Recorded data
+ + + +
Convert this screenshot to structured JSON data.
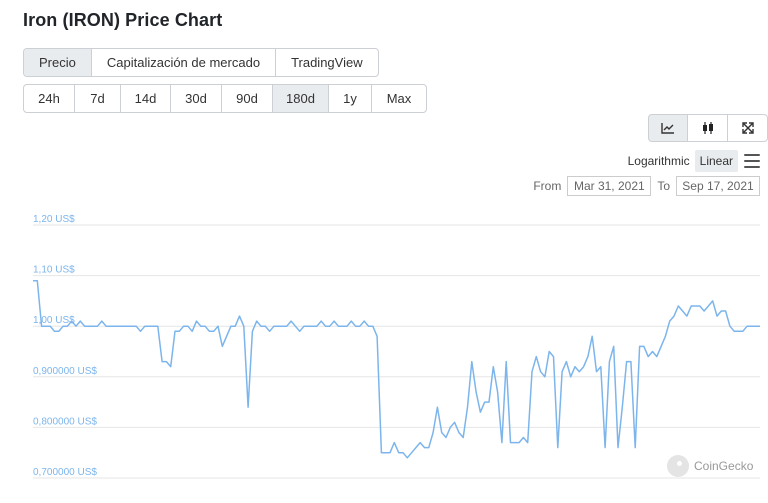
{
  "title": "Iron (IRON) Price Chart",
  "tabs": [
    {
      "label": "Precio",
      "active": true
    },
    {
      "label": "Capitalización de mercado",
      "active": false
    },
    {
      "label": "TradingView",
      "active": false
    }
  ],
  "ranges": [
    {
      "label": "24h",
      "active": false
    },
    {
      "label": "7d",
      "active": false
    },
    {
      "label": "14d",
      "active": false
    },
    {
      "label": "30d",
      "active": false
    },
    {
      "label": "90d",
      "active": false
    },
    {
      "label": "180d",
      "active": true
    },
    {
      "label": "1y",
      "active": false
    },
    {
      "label": "Max",
      "active": false
    }
  ],
  "chart_icons": [
    "line-chart-icon",
    "candlestick-icon",
    "fullscreen-icon"
  ],
  "scale": {
    "logarithmic": "Logarithmic",
    "linear": "Linear",
    "selected": "Linear"
  },
  "date_range": {
    "from_label": "From",
    "from": "Mar 31, 2021",
    "to_label": "To",
    "to": "Sep 17, 2021"
  },
  "watermark": "CoinGecko",
  "colors": {
    "line": "#7cb5ec",
    "grid": "#e6e6e6",
    "active_bg": "#e9ecef"
  },
  "chart_data": {
    "type": "line",
    "title": "",
    "xlabel": "",
    "ylabel": "",
    "x_start": "2021-03-31",
    "x_end": "2021-09-17",
    "ylim": [
      0.7,
      1.2
    ],
    "y_ticks": [
      {
        "value": 1.2,
        "label": "1,20 US$"
      },
      {
        "value": 1.1,
        "label": "1,10 US$"
      },
      {
        "value": 1.0,
        "label": "1,00 US$"
      },
      {
        "value": 0.9,
        "label": "0,900000 US$"
      },
      {
        "value": 0.8,
        "label": "0,800000 US$"
      },
      {
        "value": 0.7,
        "label": "0,700000 US$"
      }
    ],
    "grid": true,
    "legend": "none",
    "series": [
      {
        "values": [
          1.09,
          1.09,
          1.0,
          1.0,
          1.0,
          0.99,
          0.99,
          1.0,
          1.0,
          1.01,
          1.0,
          1.01,
          1.0,
          1.0,
          1.0,
          1.0,
          1.01,
          1.0,
          1.0,
          1.0,
          1.0,
          1.0,
          1.0,
          1.0,
          1.0,
          0.99,
          1.0,
          1.0,
          1.0,
          1.0,
          0.93,
          0.93,
          0.92,
          0.99,
          0.99,
          1.0,
          1.0,
          0.99,
          1.01,
          1.0,
          1.0,
          0.99,
          0.99,
          1.0,
          0.96,
          0.98,
          1.0,
          1.0,
          1.02,
          1.0,
          0.84,
          0.99,
          1.01,
          1.0,
          1.0,
          0.99,
          1.0,
          1.0,
          1.0,
          1.0,
          1.01,
          1.0,
          0.99,
          1.0,
          1.0,
          1.0,
          1.0,
          1.01,
          1.0,
          1.0,
          1.01,
          1.0,
          1.0,
          1.0,
          1.01,
          1.0,
          1.0,
          1.01,
          1.0,
          1.0,
          0.98,
          0.75,
          0.75,
          0.75,
          0.77,
          0.75,
          0.75,
          0.74,
          0.75,
          0.76,
          0.77,
          0.76,
          0.76,
          0.79,
          0.84,
          0.79,
          0.78,
          0.8,
          0.81,
          0.79,
          0.78,
          0.84,
          0.93,
          0.87,
          0.83,
          0.85,
          0.85,
          0.92,
          0.87,
          0.77,
          0.93,
          0.77,
          0.77,
          0.77,
          0.78,
          0.77,
          0.91,
          0.94,
          0.91,
          0.9,
          0.95,
          0.94,
          0.76,
          0.91,
          0.93,
          0.9,
          0.92,
          0.91,
          0.92,
          0.94,
          0.98,
          0.91,
          0.92,
          0.76,
          0.93,
          0.96,
          0.76,
          0.84,
          0.93,
          0.93,
          0.76,
          0.96,
          0.96,
          0.94,
          0.95,
          0.94,
          0.96,
          0.98,
          1.01,
          1.02,
          1.04,
          1.03,
          1.02,
          1.04,
          1.04,
          1.04,
          1.03,
          1.04,
          1.05,
          1.02,
          1.03,
          1.03,
          1.0,
          0.99,
          0.99,
          0.99,
          1.0,
          1.0,
          1.0,
          1.0
        ]
      }
    ]
  }
}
+ + + +
Exercise
Using the material above, return every line exactly as it appears, minus the pictures.

Response for this exercise
Convert this screenshot to structured JSON data.
{
  "title": "Iron (IRON) Price Chart",
  "tabs": [
    {
      "label": "Precio",
      "active": true
    },
    {
      "label": "Capitalización de mercado",
      "active": false
    },
    {
      "label": "TradingView",
      "active": false
    }
  ],
  "ranges": [
    {
      "label": "24h",
      "active": false
    },
    {
      "label": "7d",
      "active": false
    },
    {
      "label": "14d",
      "active": false
    },
    {
      "label": "30d",
      "active": false
    },
    {
      "label": "90d",
      "active": false
    },
    {
      "label": "180d",
      "active": true
    },
    {
      "label": "1y",
      "active": false
    },
    {
      "label": "Max",
      "active": false
    }
  ],
  "chart_icons": [
    "line-chart-icon",
    "candlestick-icon",
    "fullscreen-icon"
  ],
  "scale": {
    "logarithmic": "Logarithmic",
    "linear": "Linear",
    "selected": "Linear"
  },
  "date_range": {
    "from_label": "From",
    "from": "Mar 31, 2021",
    "to_label": "To",
    "to": "Sep 17, 2021"
  },
  "watermark": "CoinGecko",
  "colors": {
    "line": "#7cb5ec",
    "grid": "#e6e6e6",
    "active_bg": "#e9ecef"
  },
  "chart_data": {
    "type": "line",
    "title": "",
    "xlabel": "",
    "ylabel": "",
    "x_start": "2021-03-31",
    "x_end": "2021-09-17",
    "ylim": [
      0.7,
      1.2
    ],
    "y_ticks": [
      {
        "value": 1.2,
        "label": "1,20 US$"
      },
      {
        "value": 1.1,
        "label": "1,10 US$"
      },
      {
        "value": 1.0,
        "label": "1,00 US$"
      },
      {
        "value": 0.9,
        "label": "0,900000 US$"
      },
      {
        "value": 0.8,
        "label": "0,800000 US$"
      },
      {
        "value": 0.7,
        "label": "0,700000 US$"
      }
    ],
    "grid": true,
    "legend": "none",
    "series": [
      {
        "values": [
          1.09,
          1.09,
          1.0,
          1.0,
          1.0,
          0.99,
          0.99,
          1.0,
          1.0,
          1.01,
          1.0,
          1.01,
          1.0,
          1.0,
          1.0,
          1.0,
          1.01,
          1.0,
          1.0,
          1.0,
          1.0,
          1.0,
          1.0,
          1.0,
          1.0,
          0.99,
          1.0,
          1.0,
          1.0,
          1.0,
          0.93,
          0.93,
          0.92,
          0.99,
          0.99,
          1.0,
          1.0,
          0.99,
          1.01,
          1.0,
          1.0,
          0.99,
          0.99,
          1.0,
          0.96,
          0.98,
          1.0,
          1.0,
          1.02,
          1.0,
          0.84,
          0.99,
          1.01,
          1.0,
          1.0,
          0.99,
          1.0,
          1.0,
          1.0,
          1.0,
          1.01,
          1.0,
          0.99,
          1.0,
          1.0,
          1.0,
          1.0,
          1.01,
          1.0,
          1.0,
          1.01,
          1.0,
          1.0,
          1.0,
          1.01,
          1.0,
          1.0,
          1.01,
          1.0,
          1.0,
          0.98,
          0.75,
          0.75,
          0.75,
          0.77,
          0.75,
          0.75,
          0.74,
          0.75,
          0.76,
          0.77,
          0.76,
          0.76,
          0.79,
          0.84,
          0.79,
          0.78,
          0.8,
          0.81,
          0.79,
          0.78,
          0.84,
          0.93,
          0.87,
          0.83,
          0.85,
          0.85,
          0.92,
          0.87,
          0.77,
          0.93,
          0.77,
          0.77,
          0.77,
          0.78,
          0.77,
          0.91,
          0.94,
          0.91,
          0.9,
          0.95,
          0.94,
          0.76,
          0.91,
          0.93,
          0.9,
          0.92,
          0.91,
          0.92,
          0.94,
          0.98,
          0.91,
          0.92,
          0.76,
          0.93,
          0.96,
          0.76,
          0.84,
          0.93,
          0.93,
          0.76,
          0.96,
          0.96,
          0.94,
          0.95,
          0.94,
          0.96,
          0.98,
          1.01,
          1.02,
          1.04,
          1.03,
          1.02,
          1.04,
          1.04,
          1.04,
          1.03,
          1.04,
          1.05,
          1.02,
          1.03,
          1.03,
          1.0,
          0.99,
          0.99,
          0.99,
          1.0,
          1.0,
          1.0,
          1.0
        ]
      }
    ]
  }
}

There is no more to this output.